## Problem statement
Retype all the records with nothing changed.

## Extracted entries
========================================

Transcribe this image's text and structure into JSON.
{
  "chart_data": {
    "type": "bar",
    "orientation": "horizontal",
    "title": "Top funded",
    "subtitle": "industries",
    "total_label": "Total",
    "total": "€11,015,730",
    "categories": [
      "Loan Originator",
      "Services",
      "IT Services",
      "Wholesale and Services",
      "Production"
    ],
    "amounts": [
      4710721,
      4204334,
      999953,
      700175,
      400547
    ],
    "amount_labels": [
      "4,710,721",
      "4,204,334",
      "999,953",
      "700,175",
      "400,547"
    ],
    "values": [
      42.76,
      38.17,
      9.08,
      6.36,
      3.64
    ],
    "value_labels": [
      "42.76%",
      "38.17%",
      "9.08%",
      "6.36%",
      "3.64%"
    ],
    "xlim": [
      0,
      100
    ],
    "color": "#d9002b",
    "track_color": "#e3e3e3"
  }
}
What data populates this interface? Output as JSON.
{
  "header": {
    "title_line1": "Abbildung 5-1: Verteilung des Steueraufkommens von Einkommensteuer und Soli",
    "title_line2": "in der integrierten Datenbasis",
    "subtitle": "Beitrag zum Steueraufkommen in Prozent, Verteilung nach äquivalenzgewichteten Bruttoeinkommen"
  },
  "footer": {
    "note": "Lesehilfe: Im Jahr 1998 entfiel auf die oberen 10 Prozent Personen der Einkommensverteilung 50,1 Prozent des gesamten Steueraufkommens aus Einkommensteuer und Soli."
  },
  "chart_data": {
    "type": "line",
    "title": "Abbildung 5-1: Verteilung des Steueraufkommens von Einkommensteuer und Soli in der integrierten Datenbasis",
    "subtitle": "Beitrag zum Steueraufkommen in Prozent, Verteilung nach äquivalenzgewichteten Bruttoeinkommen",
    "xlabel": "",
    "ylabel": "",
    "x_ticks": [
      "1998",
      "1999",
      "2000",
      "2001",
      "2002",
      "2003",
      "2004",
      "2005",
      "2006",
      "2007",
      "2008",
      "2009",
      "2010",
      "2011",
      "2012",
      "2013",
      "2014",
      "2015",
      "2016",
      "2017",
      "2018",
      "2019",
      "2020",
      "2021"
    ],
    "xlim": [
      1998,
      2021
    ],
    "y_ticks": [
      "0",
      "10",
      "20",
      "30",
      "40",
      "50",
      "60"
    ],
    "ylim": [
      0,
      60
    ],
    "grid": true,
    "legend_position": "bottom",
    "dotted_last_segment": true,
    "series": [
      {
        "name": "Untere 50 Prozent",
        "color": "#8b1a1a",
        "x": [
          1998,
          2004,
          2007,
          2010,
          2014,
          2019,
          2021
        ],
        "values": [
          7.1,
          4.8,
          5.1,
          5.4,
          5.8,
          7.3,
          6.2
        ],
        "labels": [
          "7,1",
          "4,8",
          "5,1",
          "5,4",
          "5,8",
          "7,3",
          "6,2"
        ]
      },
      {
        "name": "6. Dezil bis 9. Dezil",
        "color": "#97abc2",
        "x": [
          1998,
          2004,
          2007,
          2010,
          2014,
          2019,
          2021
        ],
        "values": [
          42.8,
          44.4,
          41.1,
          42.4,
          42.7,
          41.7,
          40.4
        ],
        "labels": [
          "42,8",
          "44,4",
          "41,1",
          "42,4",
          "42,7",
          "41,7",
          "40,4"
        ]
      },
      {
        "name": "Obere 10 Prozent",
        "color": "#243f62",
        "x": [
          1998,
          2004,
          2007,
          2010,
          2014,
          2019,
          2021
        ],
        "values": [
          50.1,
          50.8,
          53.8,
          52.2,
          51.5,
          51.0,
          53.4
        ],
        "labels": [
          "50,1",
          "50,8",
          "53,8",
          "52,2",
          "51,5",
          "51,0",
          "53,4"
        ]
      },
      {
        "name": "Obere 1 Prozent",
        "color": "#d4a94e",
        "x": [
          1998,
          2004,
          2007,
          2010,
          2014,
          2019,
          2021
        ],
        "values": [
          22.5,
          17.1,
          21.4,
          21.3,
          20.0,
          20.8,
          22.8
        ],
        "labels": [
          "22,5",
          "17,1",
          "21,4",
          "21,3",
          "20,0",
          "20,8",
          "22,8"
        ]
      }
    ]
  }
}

========================================

## Result of this exercise
Transcribe this image's text and structure into JSON.
{
  "chart_data": {
    "type": "bar",
    "orientation": "horizontal",
    "title": "Top funded",
    "subtitle": "industries",
    "total_label": "Total",
    "total": "€11,015,730",
    "categories": [
      "Loan Originator",
      "Services",
      "IT Services",
      "Wholesale and Services",
      "Production"
    ],
    "amounts": [
      4710721,
      4204334,
      999953,
      700175,
      400547
    ],
    "amount_labels": [
      "4,710,721",
      "4,204,334",
      "999,953",
      "700,175",
      "400,547"
    ],
    "values": [
      42.76,
      38.17,
      9.08,
      6.36,
      3.64
    ],
    "value_labels": [
      "42.76%",
      "38.17%",
      "9.08%",
      "6.36%",
      "3.64%"
    ],
    "xlim": [
      0,
      100
    ],
    "color": "#d9002b",
    "track_color": "#e3e3e3"
  }
}
What data populates this interface? Output as JSON.
{
  "header": {
    "title_line1": "Abbildung 5-1: Verteilung des Steueraufkommens von Einkommensteuer und Soli",
    "title_line2": "in der integrierten Datenbasis",
    "subtitle": "Beitrag zum Steueraufkommen in Prozent, Verteilung nach äquivalenzgewichteten Bruttoeinkommen"
  },
  "footer": {
    "note": "Lesehilfe: Im Jahr 1998 entfiel auf die oberen 10 Prozent Personen der Einkommensverteilung 50,1 Prozent des gesamten Steueraufkommens aus Einkommensteuer und Soli."
  },
  "chart_data": {
    "type": "line",
    "title": "Abbildung 5-1: Verteilung des Steueraufkommens von Einkommensteuer und Soli in der integrierten Datenbasis",
    "subtitle": "Beitrag zum Steueraufkommen in Prozent, Verteilung nach äquivalenzgewichteten Bruttoeinkommen",
    "xlabel": "",
    "ylabel": "",
    "x_ticks": [
      "1998",
      "1999",
      "2000",
      "2001",
      "2002",
      "2003",
      "2004",
      "2005",
      "2006",
      "2007",
      "2008",
      "2009",
      "2010",
      "2011",
      "2012",
      "2013",
      "2014",
      "2015",
      "2016",
      "2017",
      "2018",
      "2019",
      "2020",
      "2021"
    ],
    "xlim": [
      1998,
      2021
    ],
    "y_ticks": [
      "0",
      "10",
      "20",
      "30",
      "40",
      "50",
      "60"
    ],
    "ylim": [
      0,
      60
    ],
    "grid": true,
    "legend_position": "bottom",
    "dotted_last_segment": true,
    "series": [
      {
        "name": "Untere 50 Prozent",
        "color": "#8b1a1a",
        "x": [
          1998,
          2004,
          2007,
          2010,
          2014,
          2019,
          2021
        ],
        "values": [
          7.1,
          4.8,
          5.1,
          5.4,
          5.8,
          7.3,
          6.2
        ],
        "labels": [
          "7,1",
          "4,8",
          "5,1",
          "5,4",
          "5,8",
          "7,3",
          "6,2"
        ]
      },
      {
        "name": "6. Dezil bis 9. Dezil",
        "color": "#97abc2",
        "x": [
          1998,
          2004,
          2007,
          2010,
          2014,
          2019,
          2021
        ],
        "values": [
          42.8,
          44.4,
          41.1,
          42.4,
          42.7,
          41.7,
          40.4
        ],
        "labels": [
          "42,8",
          "44,4",
          "41,1",
          "42,4",
          "42,7",
          "41,7",
          "40,4"
        ]
      },
      {
        "name": "Obere 10 Prozent",
        "color": "#243f62",
        "x": [
          1998,
          2004,
          2007,
          2010,
          2014,
          2019,
          2021
        ],
        "values": [
          50.1,
          50.8,
          53.8,
          52.2,
          51.5,
          51.0,
          53.4
        ],
        "labels": [
          "50,1",
          "50,8",
          "53,8",
          "52,2",
          "51,5",
          "51,0",
          "53,4"
        ]
      },
      {
        "name": "Obere 1 Prozent",
        "color": "#d4a94e",
        "x": [
          1998,
          2004,
          2007,
          2010,
          2014,
          2019,
          2021
        ],
        "values": [
          22.5,
          17.1,
          21.4,
          21.3,
          20.0,
          20.8,
          22.8
        ],
        "labels": [
          "22,5",
          "17,1",
          "21,4",
          "21,3",
          "20,0",
          "20,8",
          "22,8"
        ]
      }
    ]
  }
}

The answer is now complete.